Instructions to follow: State how many lines of the records contain the string "全面推进中华民族伟大复兴而团结奋斗". Give the number alone.

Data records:
[BEGIN]

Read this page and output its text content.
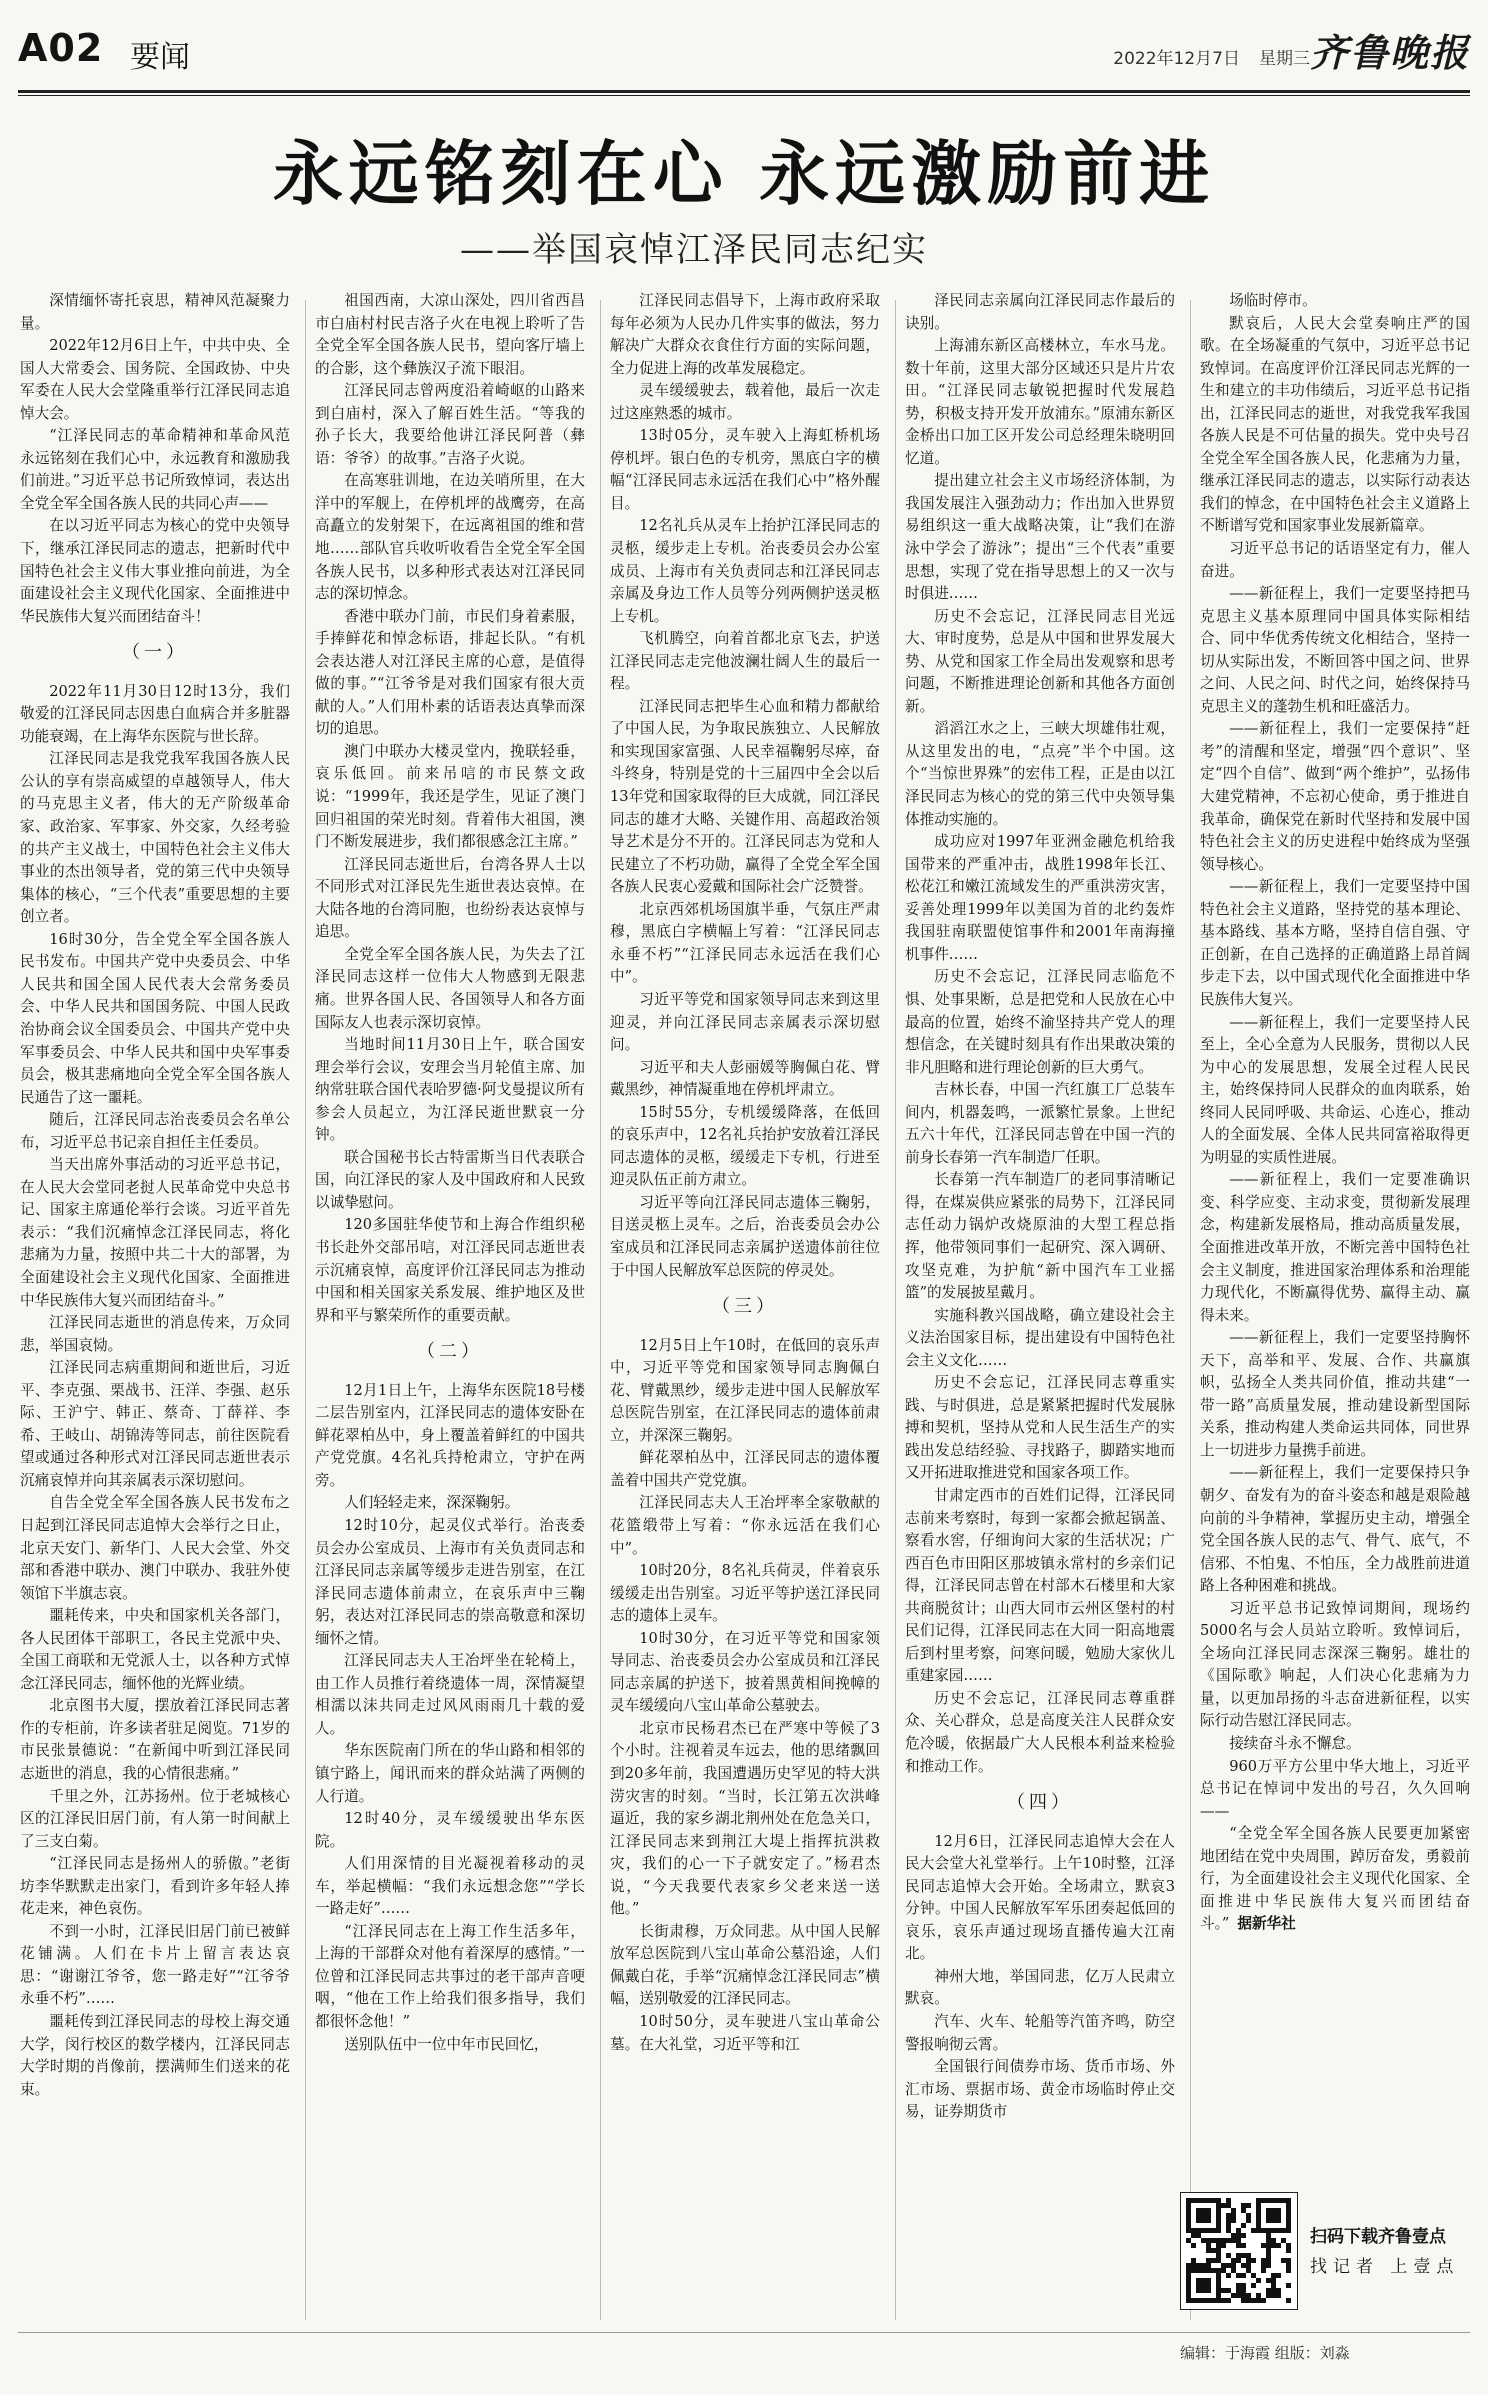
A02 要闻	2022年12月7日 星期三 齐鲁晚报
永远铭刻在心 永远激励前进
——举国哀悼江泽民同志纪实

深情缅怀寄托哀思，精神风范凝聚力量。

2022年12月6日上午，中共中央、全国人大常委会、国务院、全国政协、中央军委在人民大会堂隆重举行江泽民同志追悼大会。

“江泽民同志的革命精神和革命风范永远铭刻在我们心中，永远教育和激励我们前进。”习近平总书记所致悼词，表达出全党全军全国各族人民的共同心声——

在以习近平同志为核心的党中央领导下，继承江泽民同志的遗志，把新时代中国特色社会主义伟大事业推向前进，为全面建设社会主义现代化国家、全面推进中华民族伟大复兴而团结奋斗！

（一）

2022年11月30日12时13分，我们敬爱的江泽民同志因患白血病合并多脏器功能衰竭，在上海华东医院与世长辞。

江泽民同志是我党我军我国各族人民公认的享有崇高威望的卓越领导人，伟大的马克思主义者，伟大的无产阶级革命家、政治家、军事家、外交家，久经考验的共产主义战士，中国特色社会主义伟大事业的杰出领导者，党的第三代中央领导集体的核心，“三个代表”重要思想的主要创立者。

16时30分，告全党全军全国各族人民书发布。中国共产党中央委员会、中华人民共和国全国人民代表大会常务委员会、中华人民共和国国务院、中国人民政治协商会议全国委员会、中国共产党中央军事委员会、中华人民共和国中央军事委员会，极其悲痛地向全党全军全国各族人民通告了这一噩耗。

随后，江泽民同志治丧委员会名单公布，习近平总书记亲自担任主任委员。

当天出席外事活动的习近平总书记，在人民大会堂同老挝人民革命党中央总书记、国家主席通伦举行会谈。习近平首先表示：“我们沉痛悼念江泽民同志，将化悲痛为力量，按照中共二十大的部署，为全面建设社会主义现代化国家、全面推进中华民族伟大复兴而团结奋斗。”

江泽民同志逝世的消息传来，万众同悲，举国哀恸。

江泽民同志病重期间和逝世后，习近平、李克强、栗战书、汪洋、李强、赵乐际、王沪宁、韩正、蔡奇、丁薛祥、李希、王岐山、胡锦涛等同志，前往医院看望或通过各种形式对江泽民同志逝世表示沉痛哀悼并向其亲属表示深切慰问。

自告全党全军全国各族人民书发布之日起到江泽民同志追悼大会举行之日止，北京天安门、新华门、人民大会堂、外交部和香港中联办、澳门中联办、我驻外使领馆下半旗志哀。

噩耗传来，中央和国家机关各部门，各人民团体干部职工，各民主党派中央、全国工商联和无党派人士，以各种方式悼念江泽民同志，缅怀他的光辉业绩。

北京图书大厦，摆放着江泽民同志著作的专柜前，许多读者驻足阅览。71岁的市民张景德说：“在新闻中听到江泽民同志逝世的消息，我的心情很悲痛。”

千里之外，江苏扬州。位于老城核心区的江泽民旧居门前，有人第一时间献上了三支白菊。

“江泽民同志是扬州人的骄傲。”老街坊李华默默走出家门，看到许多年轻人捧花走来，神色哀伤。

不到一小时，江泽民旧居门前已被鲜花铺满。人们在卡片上留言表达哀思：“谢谢江爷爷，您一路走好”“江爷爷永垂不朽”……

噩耗传到江泽民同志的母校上海交通大学，闵行校区的数学楼内，江泽民同志大学时期的肖像前，摆满师生们送来的花束。

祖国西南，大凉山深处，四川省西昌市白庙村村民吉洛子火在电视上聆听了告全党全军全国各族人民书，望向客厅墙上的合影，这个彝族汉子流下眼泪。

江泽民同志曾两度沿着崎岖的山路来到白庙村，深入了解百姓生活。“等我的孙子长大，我要给他讲江泽民阿普（彝语：爷爷）的故事。”吉洛子火说。

在高寒驻训地，在边关哨所里，在大洋中的军舰上，在停机坪的战鹰旁，在高高矗立的发射架下，在远离祖国的维和营地……部队官兵收听收看告全党全军全国各族人民书，以多种形式表达对江泽民同志的深切悼念。

香港中联办门前，市民们身着素服，手捧鲜花和悼念标语，排起长队。“有机会表达港人对江泽民主席的心意，是值得做的事。”“江爷爷是对我们国家有很大贡献的人。”人们用朴素的话语表达真挚而深切的追思。

澳门中联办大楼灵堂内，挽联轻垂，哀乐低回。前来吊唁的市民蔡文政说：“1999年，我还是学生，见证了澳门回归祖国的荣光时刻。背着伟大祖国，澳门不断发展进步，我们都很感念江主席。”

江泽民同志逝世后，台湾各界人士以不同形式对江泽民先生逝世表达哀悼。在大陆各地的台湾同胞，也纷纷表达哀悼与追思。

全党全军全国各族人民，为失去了江泽民同志这样一位伟大人物感到无限悲痛。世界各国人民、各国领导人和各方面国际友人也表示深切哀悼。

当地时间11月30日上午，联合国安理会举行会议，安理会当月轮值主席、加纳常驻联合国代表哈罗德·阿戈曼提议所有参会人员起立，为江泽民逝世默哀一分钟。

联合国秘书长古特雷斯当日代表联合国，向江泽民的家人及中国政府和人民致以诚挚慰问。

120多国驻华使节和上海合作组织秘书长赴外交部吊唁，对江泽民同志逝世表示沉痛哀悼，高度评价江泽民同志为推动中国和相关国家关系发展、维护地区及世界和平与繁荣所作的重要贡献。

（二）

12月1日上午，上海华东医院18号楼二层告别室内，江泽民同志的遗体安卧在鲜花翠柏丛中，身上覆盖着鲜红的中国共产党党旗。4名礼兵持枪肃立，守护在两旁。

人们轻轻走来，深深鞠躬。

12时10分，起灵仪式举行。治丧委员会办公室成员、上海市有关负责同志和江泽民同志亲属等缓步走进告别室，在江泽民同志遗体前肃立，在哀乐声中三鞠躬，表达对江泽民同志的崇高敬意和深切缅怀之情。

江泽民同志夫人王冶坪坐在轮椅上，由工作人员推行着绕遗体一周，深情凝望相濡以沫共同走过风风雨雨几十载的爱人。

华东医院南门所在的华山路和相邻的镇宁路上，闻讯而来的群众站满了两侧的人行道。

12时40分，灵车缓缓驶出华东医院。

人们用深情的目光凝视着移动的灵车，举起横幅：“我们永远想念您”“学长一路走好”……

“江泽民同志在上海工作生活多年，上海的干部群众对他有着深厚的感情。”一位曾和江泽民同志共事过的老干部声音哽咽，“他在工作上给我们很多指导，我们都很怀念他！”

送别队伍中一位中年市民回忆，

江泽民同志倡导下，上海市政府采取每年必须为人民办几件实事的做法，努力解决广大群众衣食住行方面的实际问题，全力促进上海的改革发展稳定。

灵车缓缓驶去，载着他，最后一次走过这座熟悉的城市。

13时05分，灵车驶入上海虹桥机场停机坪。银白色的专机旁，黑底白字的横幅“江泽民同志永远活在我们心中”格外醒目。

12名礼兵从灵车上抬护江泽民同志的灵柩，缓步走上专机。治丧委员会办公室成员、上海市有关负责同志和江泽民同志亲属及身边工作人员等分列两侧护送灵柩上专机。

飞机腾空，向着首都北京飞去，护送江泽民同志走完他波澜壮阔人生的最后一程。

江泽民同志把毕生心血和精力都献给了中国人民，为争取民族独立、人民解放和实现国家富强、人民幸福鞠躬尽瘁，奋斗终身，特别是党的十三届四中全会以后13年党和国家取得的巨大成就，同江泽民同志的雄才大略、关键作用、高超政治领导艺术是分不开的。江泽民同志为党和人民建立了不朽功勋，赢得了全党全军全国各族人民衷心爱戴和国际社会广泛赞誉。

北京西郊机场国旗半垂，气氛庄严肃穆，黑底白字横幅上写着：“江泽民同志永垂不朽”“江泽民同志永远活在我们心中”。

习近平等党和国家领导同志来到这里迎灵，并向江泽民同志亲属表示深切慰问。

习近平和夫人彭丽媛等胸佩白花、臂戴黑纱，神情凝重地在停机坪肃立。

15时55分，专机缓缓降落，在低回的哀乐声中，12名礼兵抬护安放着江泽民同志遗体的灵柩，缓缓走下专机，行进至迎灵队伍正前方肃立。

习近平等向江泽民同志遗体三鞠躬，目送灵柩上灵车。之后，治丧委员会办公室成员和江泽民同志亲属护送遗体前往位于中国人民解放军总医院的停灵处。

（三）

12月5日上午10时，在低回的哀乐声中，习近平等党和国家领导同志胸佩白花、臂戴黑纱，缓步走进中国人民解放军总医院告别室，在江泽民同志的遗体前肃立，并深深三鞠躬。

鲜花翠柏丛中，江泽民同志的遗体覆盖着中国共产党党旗。

江泽民同志夫人王冶坪率全家敬献的花篮缎带上写着：“你永远活在我们心中”。

10时20分，8名礼兵荷灵，伴着哀乐缓缓走出告别室。习近平等护送江泽民同志的遗体上灵车。

10时30分，在习近平等党和国家领导同志、治丧委员会办公室成员和江泽民同志亲属的护送下，披着黑黄相间挽幛的灵车缓缓向八宝山革命公墓驶去。

北京市民杨君杰已在严寒中等候了3个小时。注视着灵车远去，他的思绪飘回到20多年前，我国遭遇历史罕见的特大洪涝灾害的时刻。“当时，长江第五次洪峰逼近，我的家乡湖北荆州处在危急关口，江泽民同志来到荆江大堤上指挥抗洪救灾，我们的心一下子就安定了。”杨君杰说，“今天我要代表家乡父老来送一送他。”

长街肃穆，万众同悲。从中国人民解放军总医院到八宝山革命公墓沿途，人们佩戴白花，手举“沉痛悼念江泽民同志”横幅，送别敬爱的江泽民同志。

10时50分，灵车驶进八宝山革命公墓。在大礼堂，习近平等和江

泽民同志亲属向江泽民同志作最后的诀别。

上海浦东新区高楼林立，车水马龙。数十年前，这里大部分区域还只是片片农田。“江泽民同志敏锐把握时代发展趋势，积极支持开发开放浦东。”原浦东新区金桥出口加工区开发公司总经理朱晓明回忆道。

提出建立社会主义市场经济体制，为我国发展注入强劲动力；作出加入世界贸易组织这一重大战略决策，让“我们在游泳中学会了游泳”；提出“三个代表”重要思想，实现了党在指导思想上的又一次与时俱进……

历史不会忘记，江泽民同志目光远大、审时度势，总是从中国和世界发展大势、从党和国家工作全局出发观察和思考问题，不断推进理论创新和其他各方面创新。

滔滔江水之上，三峡大坝雄伟壮观，从这里发出的电，“点亮”半个中国。这个“当惊世界殊”的宏伟工程，正是由以江泽民同志为核心的党的第三代中央领导集体推动实施的。

成功应对1997年亚洲金融危机给我国带来的严重冲击，战胜1998年长江、松花江和嫩江流域发生的严重洪涝灾害，妥善处理1999年以美国为首的北约轰炸我国驻南联盟使馆事件和2001年南海撞机事件……

历史不会忘记，江泽民同志临危不惧、处事果断，总是把党和人民放在心中最高的位置，始终不渝坚持共产党人的理想信念，在关键时刻具有作出果敢决策的非凡胆略和进行理论创新的巨大勇气。

吉林长春，中国一汽红旗工厂总装车间内，机器轰鸣，一派繁忙景象。上世纪五六十年代，江泽民同志曾在中国一汽的前身长春第一汽车制造厂任职。

长春第一汽车制造厂的老同事清晰记得，在煤炭供应紧张的局势下，江泽民同志任动力锅炉改烧原油的大型工程总指挥，他带领同事们一起研究、深入调研、攻坚克难，为护航“新中国汽车工业摇篮”的发展披星戴月。

实施科教兴国战略，确立建设社会主义法治国家目标，提出建设有中国特色社会主义文化……

历史不会忘记，江泽民同志尊重实践、与时俱进，总是紧紧把握时代发展脉搏和契机，坚持从党和人民生活生产的实践出发总结经验、寻找路子，脚踏实地而又开拓进取推进党和国家各项工作。

甘肃定西市的百姓们记得，江泽民同志前来考察时，每到一家都会掀起锅盖、察看水窖，仔细询问大家的生活状况；广西百色市田阳区那坡镇永常村的乡亲们记得，江泽民同志曾在村部木石楼里和大家共商脱贫计；山西大同市云州区堡村的村民们记得，江泽民同志在大同一阳高地震后到村里考察，问寒问暖，勉励大家伙儿重建家园……

历史不会忘记，江泽民同志尊重群众、关心群众，总是高度关注人民群众安危冷暖，依据最广大人民根本利益来检验和推动工作。

（四）

12月6日，江泽民同志追悼大会在人民大会堂大礼堂举行。上午10时整，江泽民同志追悼大会开始。全场肃立，默哀3分钟。中国人民解放军军乐团奏起低回的哀乐，哀乐声通过现场直播传遍大江南北。

神州大地，举国同悲，亿万人民肃立默哀。

汽车、火车、轮船等汽笛齐鸣，防空警报响彻云霄。

全国银行间债券市场、货币市场、外汇市场、票据市场、黄金市场临时停止交易，证券期货市

场临时停市。

默哀后，人民大会堂奏响庄严的国歌。在全场凝重的气氛中，习近平总书记致悼词。在高度评价江泽民同志光辉的一生和建立的丰功伟绩后，习近平总书记指出，江泽民同志的逝世，对我党我军我国各族人民是不可估量的损失。党中央号召全党全军全国各族人民，化悲痛为力量，继承江泽民同志的遗志，以实际行动表达我们的悼念，在中国特色社会主义道路上不断谱写党和国家事业发展新篇章。

习近平总书记的话语坚定有力，催人奋进。

——新征程上，我们一定要坚持把马克思主义基本原理同中国具体实际相结合、同中华优秀传统文化相结合，坚持一切从实际出发，不断回答中国之问、世界之问、人民之问、时代之问，始终保持马克思主义的蓬勃生机和旺盛活力。

——新征程上，我们一定要保持“赶考”的清醒和坚定，增强“四个意识”、坚定“四个自信”、做到“两个维护”，弘扬伟大建党精神，不忘初心使命，勇于推进自我革命，确保党在新时代坚持和发展中国特色社会主义的历史进程中始终成为坚强领导核心。

——新征程上，我们一定要坚持中国特色社会主义道路，坚持党的基本理论、基本路线、基本方略，坚持自信自强、守正创新，在自己选择的正确道路上昂首阔步走下去，以中国式现代化全面推进中华民族伟大复兴。

——新征程上，我们一定要坚持人民至上，全心全意为人民服务，贯彻以人民为中心的发展思想，发展全过程人民民主，始终保持同人民群众的血肉联系，始终同人民同呼吸、共命运、心连心，推动人的全面发展、全体人民共同富裕取得更为明显的实质性进展。

——新征程上，我们一定要准确识变、科学应变、主动求变，贯彻新发展理念，构建新发展格局，推动高质量发展，全面推进改革开放，不断完善中国特色社会主义制度，推进国家治理体系和治理能力现代化，不断赢得优势、赢得主动、赢得未来。

——新征程上，我们一定要坚持胸怀天下，高举和平、发展、合作、共赢旗帜，弘扬全人类共同价值，推动共建“一带一路”高质量发展，推动建设新型国际关系，推动构建人类命运共同体，同世界上一切进步力量携手前进。

——新征程上，我们一定要保持只争朝夕、奋发有为的奋斗姿态和越是艰险越向前的斗争精神，掌握历史主动，增强全党全国各族人民的志气、骨气、底气，不信邪、不怕鬼、不怕压，全力战胜前进道路上各种困难和挑战。

习近平总书记致悼词期间，现场约5000名与会人员站立聆听。致悼词后，全场向江泽民同志深深三鞠躬。雄壮的《国际歌》响起，人们决心化悲痛为力量，以更加昂扬的斗志奋进新征程，以实际行动告慰江泽民同志。

接续奋斗永不懈怠。

960万平方公里中华大地上，习近平总书记在悼词中发出的号召，久久回响——

“全党全军全国各族人民要更加紧密地团结在党中央周围，踔厉奋发，勇毅前行，为全面建设社会主义现代化国家、全面推进中华民族伟大复兴而团结奋斗。” 据新华社

扫码下载齐鲁壹点
找记者 上壹点
编辑：于海霞 组版：刘淼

[END]

Result of the task: 3